§ **What the task requires**
Each entry below is to be written out exactly, and the pictures are to be left out.

§ **Input data**

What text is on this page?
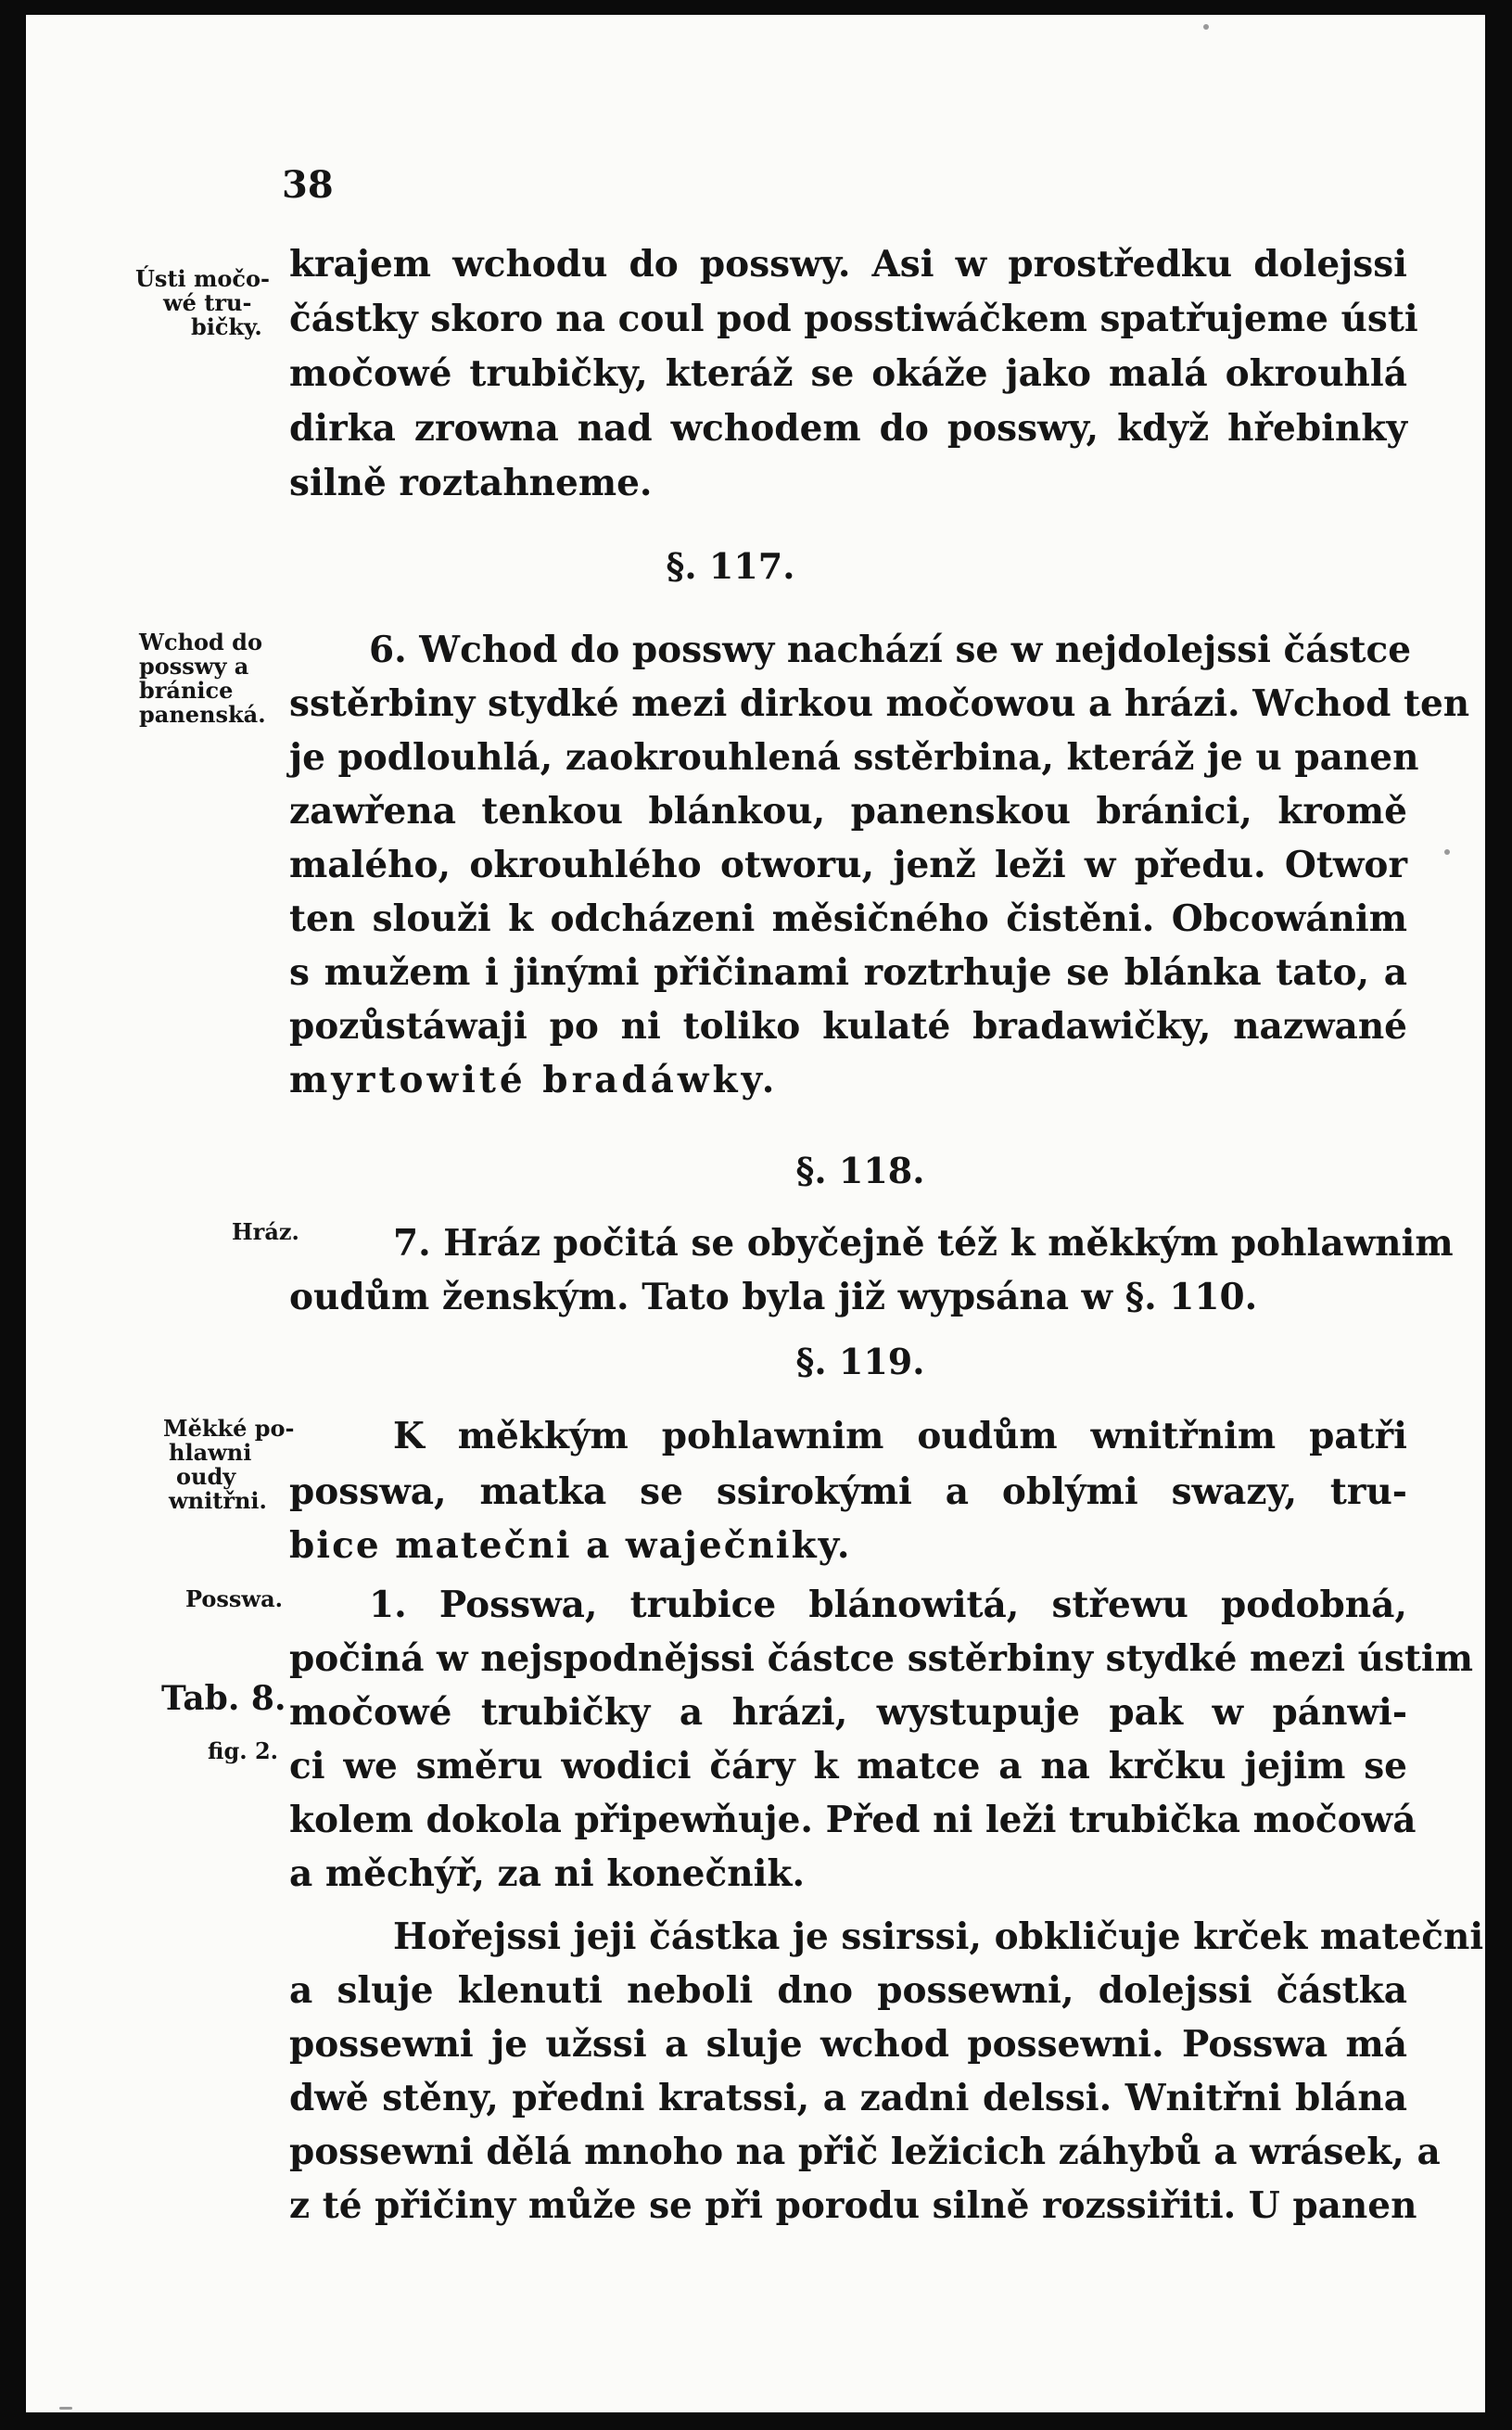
38
Ústi močo-
wé tru-
bičky.
Wchod do
posswy a
bránice
panenská.
Hráz.
Měkké po-
hlawni
oudy
wnitřni.
Posswa.
Tab. 8.
fig. 2.
krajem wchodu do posswy. Asi w prostředku dolejssi
částky skoro na coul pod posstiwáčkem spatřujeme ústi
močowé trubičky, kteráž se okáže jako malá okrouhlá
dirka zrowna nad wchodem do posswy, když hřebinky
silně roztahneme.
§. 117.
6. Wchod do posswy nachází se w nejdolejssi částce
sstěrbiny stydké mezi dirkou močowou a hrázi. Wchod ten
je podlouhlá, zaokrouhlená sstěrbina, kteráž je u panen
zawřena tenkou blánkou, panenskou bránici, kromě
malého, okrouhlého otworu, jenž leži w předu. Otwor
ten slouži k odcházeni měsičného čistěni. Obcowánim
s mužem i jinými přičinami roztrhuje se blánka tato, a
pozůstáwaji po ni toliko kulaté bradawičky, nazwané
myrtowité bradáwky.
§. 118.
7. Hráz počitá se obyčejně též k měkkým pohlawnim
oudům ženským. Tato byla již wypsána w §. 110.
§. 119.
K měkkým pohlawnim oudům wnitřnim patři
posswa, matka se ssirokými a oblými swazy, tru-
bice matečni a waječniky.
1. Posswa, trubice blánowitá, střewu podobná,
počiná w nejspodnějssi částce sstěrbiny stydké mezi ústim
močowé trubičky a hrázi, wystupuje pak w pánwi-
ci we směru wodici čáry k matce a na krčku jejim se
kolem dokola připewňuje. Před ni leži trubička močowá
a měchýř, za ni konečnik.
Hořejssi jeji částka je ssirssi, obkličuje krček matečni
a sluje klenuti neboli dno possewni, dolejssi částka
possewni je užssi a sluje wchod possewni. Posswa má
dwě stěny, předni kratssi, a zadni delssi. Wnitřni blána
possewni dělá mnoho na přič ležicich záhybů a wrásek, a
z té přičiny může se při porodu silně rozssiřiti. U panen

§ **The result**
What text is on this page?
38
Ústi močo-
wé tru-
bičky.
Wchod do
posswy a
bránice
panenská.
Hráz.
Měkké po-
hlawni
oudy
wnitřni.
Posswa.
Tab. 8.
fig. 2.
krajem wchodu do posswy. Asi w prostředku dolejssi
částky skoro na coul pod posstiwáčkem spatřujeme ústi
močowé trubičky, kteráž se okáže jako malá okrouhlá
dirka zrowna nad wchodem do posswy, když hřebinky
silně roztahneme.
§. 117.
6. Wchod do posswy nachází se w nejdolejssi částce
sstěrbiny stydké mezi dirkou močowou a hrázi. Wchod ten
je podlouhlá, zaokrouhlená sstěrbina, kteráž je u panen
zawřena tenkou blánkou, panenskou bránici, kromě
malého, okrouhlého otworu, jenž leži w předu. Otwor
ten slouži k odcházeni měsičného čistěni. Obcowánim
s mužem i jinými přičinami roztrhuje se blánka tato, a
pozůstáwaji po ni toliko kulaté bradawičky, nazwané
myrtowité bradáwky.
§. 118.
7. Hráz počitá se obyčejně též k měkkým pohlawnim
oudům ženským. Tato byla již wypsána w §. 110.
§. 119.
K měkkým pohlawnim oudům wnitřnim patři
posswa, matka se ssirokými a oblými swazy, tru-
bice matečni a waječniky.
1. Posswa, trubice blánowitá, střewu podobná,
počiná w nejspodnějssi částce sstěrbiny stydké mezi ústim
močowé trubičky a hrázi, wystupuje pak w pánwi-
ci we směru wodici čáry k matce a na krčku jejim se
kolem dokola připewňuje. Před ni leži trubička močowá
a měchýř, za ni konečnik.
Hořejssi jeji částka je ssirssi, obkličuje krček matečni
a sluje klenuti neboli dno possewni, dolejssi částka
possewni je užssi a sluje wchod possewni. Posswa má
dwě stěny, předni kratssi, a zadni delssi. Wnitřni blána
possewni dělá mnoho na přič ležicich záhybů a wrásek, a
z té přičiny může se při porodu silně rozssiřiti. U panen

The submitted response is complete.